§ Work required: Repeat every record below exactly, leaving out the pictures.

§ Information supplied:
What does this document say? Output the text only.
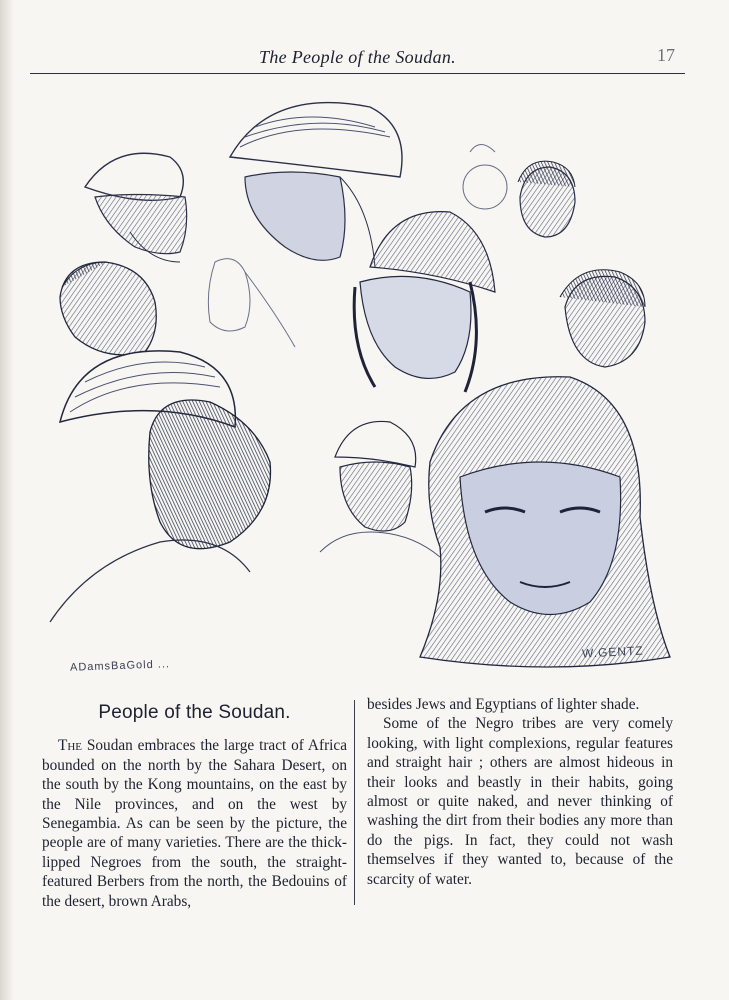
The People of the Soudan.	17
ADamsBaGold ...
W.GENTZ
People of the Soudan.

The Soudan embraces the large tract of Africa bounded on the north by the Sahara Desert, on the south by the Kong mountains, on the east by the Nile provinces, and on the west by Senegambia. As can be seen by the picture, the people are of many varieties. There are the thick-lipped Negroes from the south, the straight-featured Berbers from the north, the Bedouins of the desert, brown Arabs,

besides Jews and Egyptians of lighter shade.

Some of the Negro tribes are very comely looking, with light complexions, regular features and straight hair ; others are almost hideous in their looks and beastly in their habits, going almost or quite naked, and never thinking of washing the dirt from their bodies any more than do the pigs. In fact, they could not wash themselves if they wanted to, because of the scarcity of water.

§ Complete output:
What does this document say? Output the text only.
The People of the Soudan.	17
ADamsBaGold ...
W.GENTZ
People of the Soudan.

The Soudan embraces the large tract of Africa bounded on the north by the Sahara Desert, on the south by the Kong mountains, on the east by the Nile provinces, and on the west by Senegambia. As can be seen by the picture, the people are of many varieties. There are the thick-lipped Negroes from the south, the straight-featured Berbers from the north, the Bedouins of the desert, brown Arabs,

besides Jews and Egyptians of lighter shade.

Some of the Negro tribes are very comely looking, with light complexions, regular features and straight hair ; others are almost hideous in their looks and beastly in their habits, going almost or quite naked, and never thinking of washing the dirt from their bodies any more than do the pigs. In fact, they could not wash themselves if they wanted to, because of the scarcity of water.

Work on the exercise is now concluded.